#### Records for this exercise ####

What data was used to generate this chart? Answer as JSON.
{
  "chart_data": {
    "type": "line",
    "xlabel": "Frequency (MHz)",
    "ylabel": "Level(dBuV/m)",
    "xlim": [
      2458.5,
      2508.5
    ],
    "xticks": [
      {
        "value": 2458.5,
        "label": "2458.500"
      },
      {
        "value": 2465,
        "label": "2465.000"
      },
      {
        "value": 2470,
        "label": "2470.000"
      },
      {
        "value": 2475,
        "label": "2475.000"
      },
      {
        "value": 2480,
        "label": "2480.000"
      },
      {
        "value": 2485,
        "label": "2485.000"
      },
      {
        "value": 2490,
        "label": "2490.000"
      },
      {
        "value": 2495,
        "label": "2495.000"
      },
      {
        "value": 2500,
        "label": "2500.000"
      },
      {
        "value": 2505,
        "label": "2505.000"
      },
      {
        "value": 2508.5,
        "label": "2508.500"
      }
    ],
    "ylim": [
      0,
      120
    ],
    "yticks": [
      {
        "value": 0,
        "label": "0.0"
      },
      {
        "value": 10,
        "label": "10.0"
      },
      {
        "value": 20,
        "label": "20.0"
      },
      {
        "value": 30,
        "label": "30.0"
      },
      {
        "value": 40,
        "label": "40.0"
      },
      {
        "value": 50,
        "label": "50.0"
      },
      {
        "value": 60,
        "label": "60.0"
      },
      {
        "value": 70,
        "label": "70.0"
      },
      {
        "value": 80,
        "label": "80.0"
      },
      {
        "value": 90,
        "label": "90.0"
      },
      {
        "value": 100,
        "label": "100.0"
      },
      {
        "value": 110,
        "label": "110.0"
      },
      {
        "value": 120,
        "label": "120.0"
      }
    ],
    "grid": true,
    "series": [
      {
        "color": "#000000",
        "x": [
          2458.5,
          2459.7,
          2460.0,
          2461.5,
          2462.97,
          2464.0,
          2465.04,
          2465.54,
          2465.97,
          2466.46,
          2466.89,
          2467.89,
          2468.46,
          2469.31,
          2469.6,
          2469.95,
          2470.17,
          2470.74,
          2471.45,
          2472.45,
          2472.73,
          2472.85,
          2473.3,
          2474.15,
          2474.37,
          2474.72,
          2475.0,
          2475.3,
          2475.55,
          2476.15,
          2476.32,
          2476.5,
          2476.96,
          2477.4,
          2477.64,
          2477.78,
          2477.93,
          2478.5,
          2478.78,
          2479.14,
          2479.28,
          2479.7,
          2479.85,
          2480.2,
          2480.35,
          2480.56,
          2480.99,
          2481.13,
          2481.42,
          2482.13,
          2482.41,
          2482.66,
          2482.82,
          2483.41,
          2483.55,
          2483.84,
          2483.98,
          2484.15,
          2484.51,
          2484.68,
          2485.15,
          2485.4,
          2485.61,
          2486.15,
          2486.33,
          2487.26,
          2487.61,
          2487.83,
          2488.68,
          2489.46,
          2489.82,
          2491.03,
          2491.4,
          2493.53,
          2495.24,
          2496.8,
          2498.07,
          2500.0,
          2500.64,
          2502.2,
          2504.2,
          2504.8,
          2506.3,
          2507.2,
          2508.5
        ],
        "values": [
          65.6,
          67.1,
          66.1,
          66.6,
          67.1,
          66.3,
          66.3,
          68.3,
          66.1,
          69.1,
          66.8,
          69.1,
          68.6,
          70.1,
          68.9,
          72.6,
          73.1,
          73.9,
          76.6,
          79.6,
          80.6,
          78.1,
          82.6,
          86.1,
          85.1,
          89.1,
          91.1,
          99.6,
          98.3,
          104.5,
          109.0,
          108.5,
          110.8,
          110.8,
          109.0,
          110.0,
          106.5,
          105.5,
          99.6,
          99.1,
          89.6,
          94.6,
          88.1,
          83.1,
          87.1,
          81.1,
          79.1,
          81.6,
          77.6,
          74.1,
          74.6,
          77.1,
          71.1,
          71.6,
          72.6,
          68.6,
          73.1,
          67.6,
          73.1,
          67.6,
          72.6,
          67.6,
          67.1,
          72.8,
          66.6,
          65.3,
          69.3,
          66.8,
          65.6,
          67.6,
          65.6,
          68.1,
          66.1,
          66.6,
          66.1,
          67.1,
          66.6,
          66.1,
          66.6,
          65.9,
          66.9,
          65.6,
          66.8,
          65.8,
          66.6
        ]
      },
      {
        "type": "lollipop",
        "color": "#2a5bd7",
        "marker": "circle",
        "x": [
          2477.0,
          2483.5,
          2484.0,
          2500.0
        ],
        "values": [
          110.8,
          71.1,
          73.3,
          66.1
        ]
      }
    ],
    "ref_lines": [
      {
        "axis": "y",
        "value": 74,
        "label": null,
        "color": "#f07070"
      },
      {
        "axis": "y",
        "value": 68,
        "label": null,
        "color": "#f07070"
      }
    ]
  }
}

####

■ Stated problem ■
Extract from the material all lines containing the string "color".

■ Task solution ■
        "color": "#000000",
        "color": "#2a5bd7",
        "color": "#f07070"
        "color": "#f07070"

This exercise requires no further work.